-------- Given records
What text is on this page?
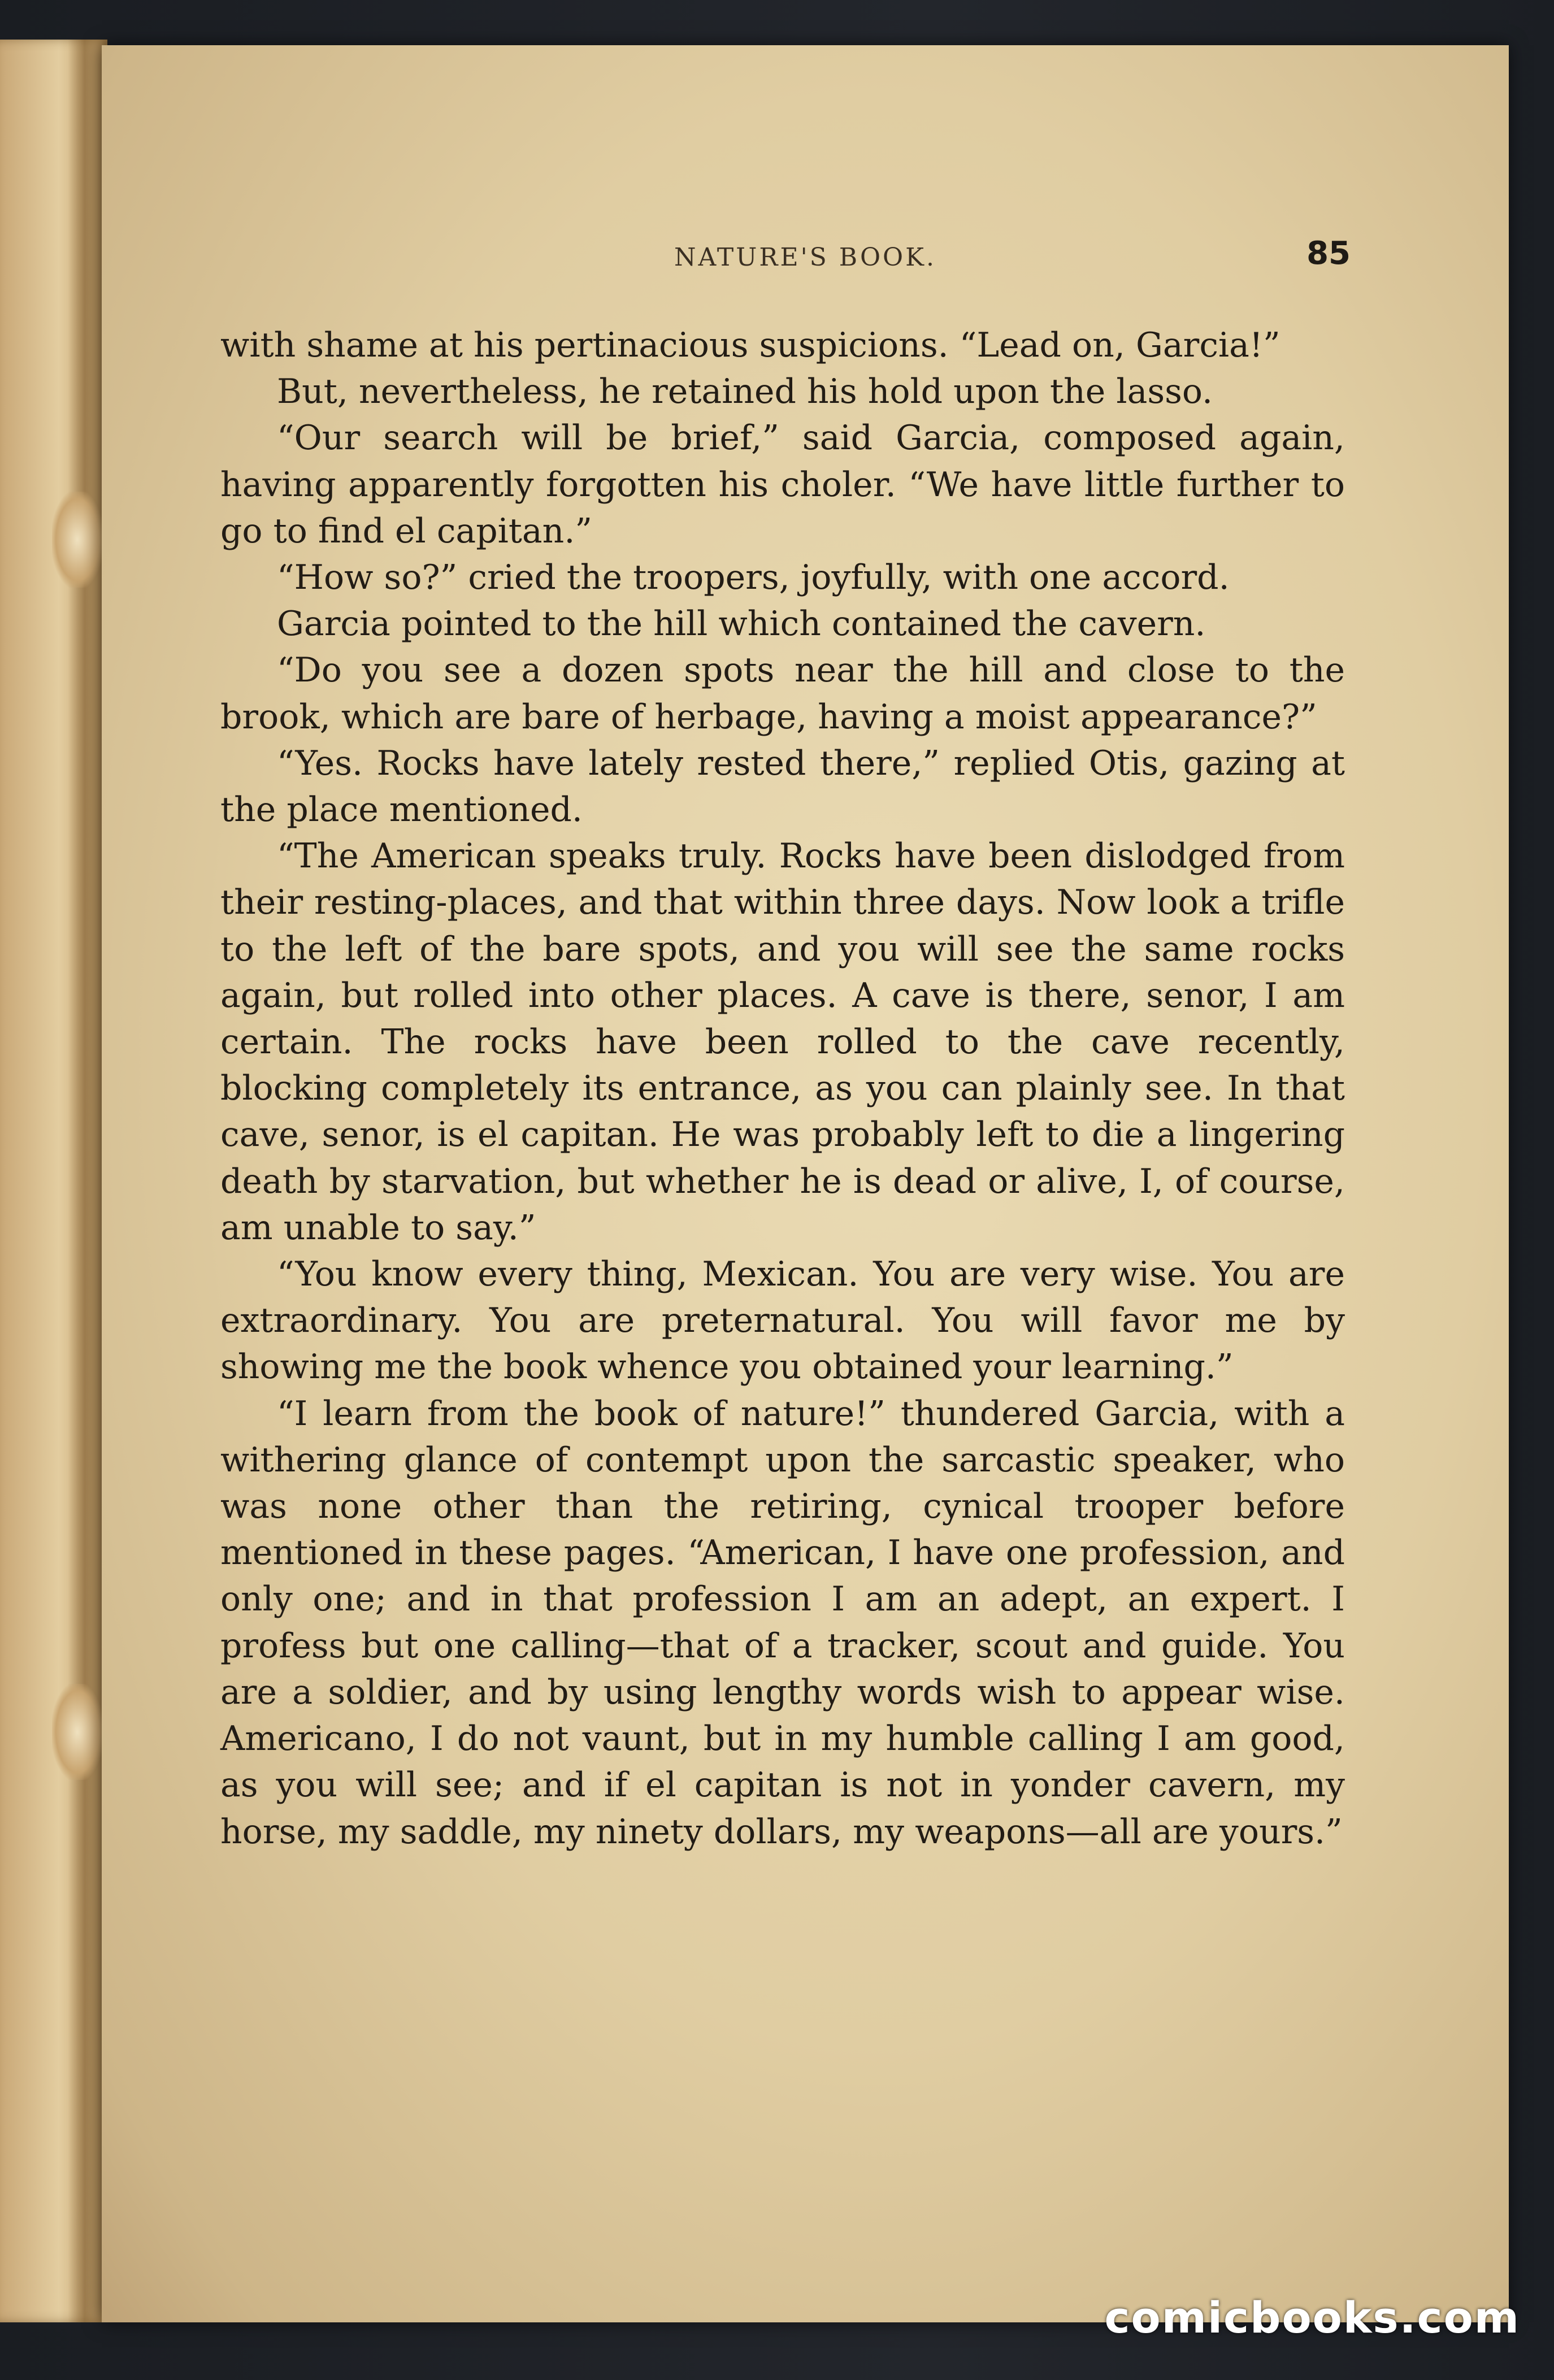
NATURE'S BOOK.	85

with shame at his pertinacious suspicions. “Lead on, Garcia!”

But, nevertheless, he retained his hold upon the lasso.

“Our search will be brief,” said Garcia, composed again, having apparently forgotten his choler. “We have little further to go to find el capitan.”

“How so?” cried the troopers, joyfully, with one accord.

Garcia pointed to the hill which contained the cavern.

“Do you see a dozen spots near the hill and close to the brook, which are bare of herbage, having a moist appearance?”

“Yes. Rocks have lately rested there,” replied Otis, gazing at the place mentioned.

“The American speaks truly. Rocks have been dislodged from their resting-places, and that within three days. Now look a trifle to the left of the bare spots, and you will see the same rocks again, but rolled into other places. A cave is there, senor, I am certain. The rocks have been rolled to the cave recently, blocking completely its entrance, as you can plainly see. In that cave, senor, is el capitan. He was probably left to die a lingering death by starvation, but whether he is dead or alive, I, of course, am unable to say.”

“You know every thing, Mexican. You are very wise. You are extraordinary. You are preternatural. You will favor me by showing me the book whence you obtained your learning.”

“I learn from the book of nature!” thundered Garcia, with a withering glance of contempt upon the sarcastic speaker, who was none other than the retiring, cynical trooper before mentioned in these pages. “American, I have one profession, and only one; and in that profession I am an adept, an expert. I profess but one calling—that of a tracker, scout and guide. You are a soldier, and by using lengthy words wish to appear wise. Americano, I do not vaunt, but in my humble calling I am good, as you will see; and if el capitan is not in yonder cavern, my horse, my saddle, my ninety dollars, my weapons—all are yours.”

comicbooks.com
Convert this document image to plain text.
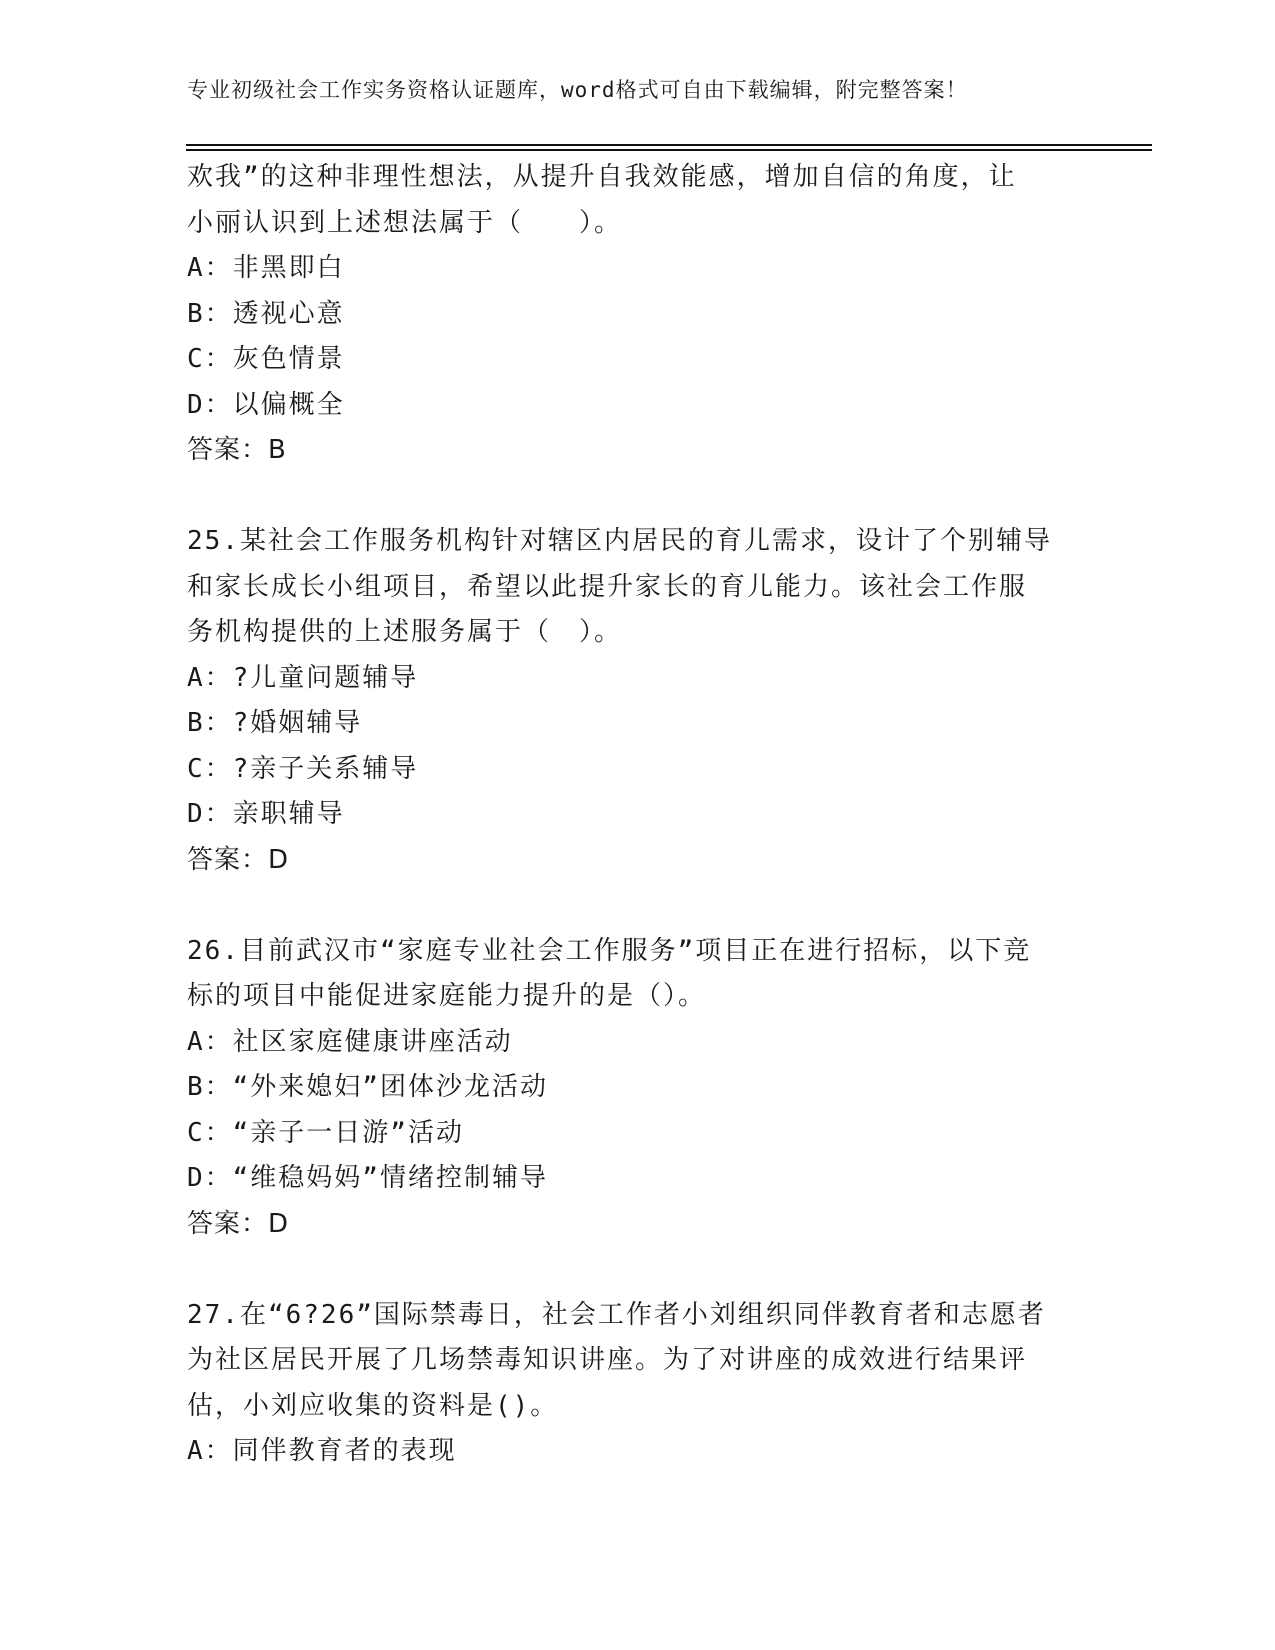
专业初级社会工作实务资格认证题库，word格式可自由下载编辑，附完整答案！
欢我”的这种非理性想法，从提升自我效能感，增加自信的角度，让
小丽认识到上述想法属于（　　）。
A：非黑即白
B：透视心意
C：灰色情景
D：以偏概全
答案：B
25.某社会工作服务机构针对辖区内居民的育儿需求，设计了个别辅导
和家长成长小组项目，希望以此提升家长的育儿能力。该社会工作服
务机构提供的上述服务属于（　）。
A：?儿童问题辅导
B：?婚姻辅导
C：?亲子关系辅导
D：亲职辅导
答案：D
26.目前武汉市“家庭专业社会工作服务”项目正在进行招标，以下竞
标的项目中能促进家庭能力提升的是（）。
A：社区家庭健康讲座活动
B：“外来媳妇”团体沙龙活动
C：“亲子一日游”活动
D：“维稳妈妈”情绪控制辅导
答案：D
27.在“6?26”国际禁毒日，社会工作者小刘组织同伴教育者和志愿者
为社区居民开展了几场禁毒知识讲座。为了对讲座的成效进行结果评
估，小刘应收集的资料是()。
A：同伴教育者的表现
----------------
Retype every entry verbatim and exclude the pictures from the copy.

What text is on this page?
NATURE'S BOOK.	85

with shame at his pertinacious suspicions. “Lead on, Garcia!”

But, nevertheless, he retained his hold upon the lasso.

“Our search will be brief,” said Garcia, composed again, having apparently forgotten his choler. “We have little further to go to find el capitan.”

“How so?” cried the troopers, joyfully, with one accord.

Garcia pointed to the hill which contained the cavern.

“Do you see a dozen spots near the hill and close to the brook, which are bare of herbage, having a moist appearance?”

“Yes. Rocks have lately rested there,” replied Otis, gazing at the place mentioned.

“The American speaks truly. Rocks have been dislodged from their resting-places, and that within three days. Now look a trifle to the left of the bare spots, and you will see the same rocks again, but rolled into other places. A cave is there, senor, I am certain. The rocks have been rolled to the cave recently, blocking completely its entrance, as you can plainly see. In that cave, senor, is el capitan. He was probably left to die a lingering death by starvation, but whether he is dead or alive, I, of course, am unable to say.”

“You know every thing, Mexican. You are very wise. You are extraordinary. You are preternatural. You will favor me by showing me the book whence you obtained your learning.”

“I learn from the book of nature!” thundered Garcia, with a withering glance of contempt upon the sarcastic speaker, who was none other than the retiring, cynical trooper before mentioned in these pages. “American, I have one profession, and only one; and in that profession I am an adept, an expert. I profess but one calling—that of a tracker, scout and guide. You are a soldier, and by using lengthy words wish to appear wise. Americano, I do not vaunt, but in my humble calling I am good, as you will see; and if el capitan is not in yonder cavern, my horse, my saddle, my ninety dollars, my weapons—all are yours.”

comicbooks.com
Convert this document image to plain text.
专业初级社会工作实务资格认证题库，word格式可自由下载编辑，附完整答案！
欢我”的这种非理性想法，从提升自我效能感，增加自信的角度，让
小丽认识到上述想法属于（　　）。
A：非黑即白
B：透视心意
C：灰色情景
D：以偏概全
答案：B
25.某社会工作服务机构针对辖区内居民的育儿需求，设计了个别辅导
和家长成长小组项目，希望以此提升家长的育儿能力。该社会工作服
务机构提供的上述服务属于（　）。
A：?儿童问题辅导
B：?婚姻辅导
C：?亲子关系辅导
D：亲职辅导
答案：D
26.目前武汉市“家庭专业社会工作服务”项目正在进行招标，以下竞
标的项目中能促进家庭能力提升的是（）。
A：社区家庭健康讲座活动
B：“外来媳妇”团体沙龙活动
C：“亲子一日游”活动
D：“维稳妈妈”情绪控制辅导
答案：D
27.在“6?26”国际禁毒日，社会工作者小刘组织同伴教育者和志愿者
为社区居民开展了几场禁毒知识讲座。为了对讲座的成效进行结果评
估，小刘应收集的资料是()。
A：同伴教育者的表现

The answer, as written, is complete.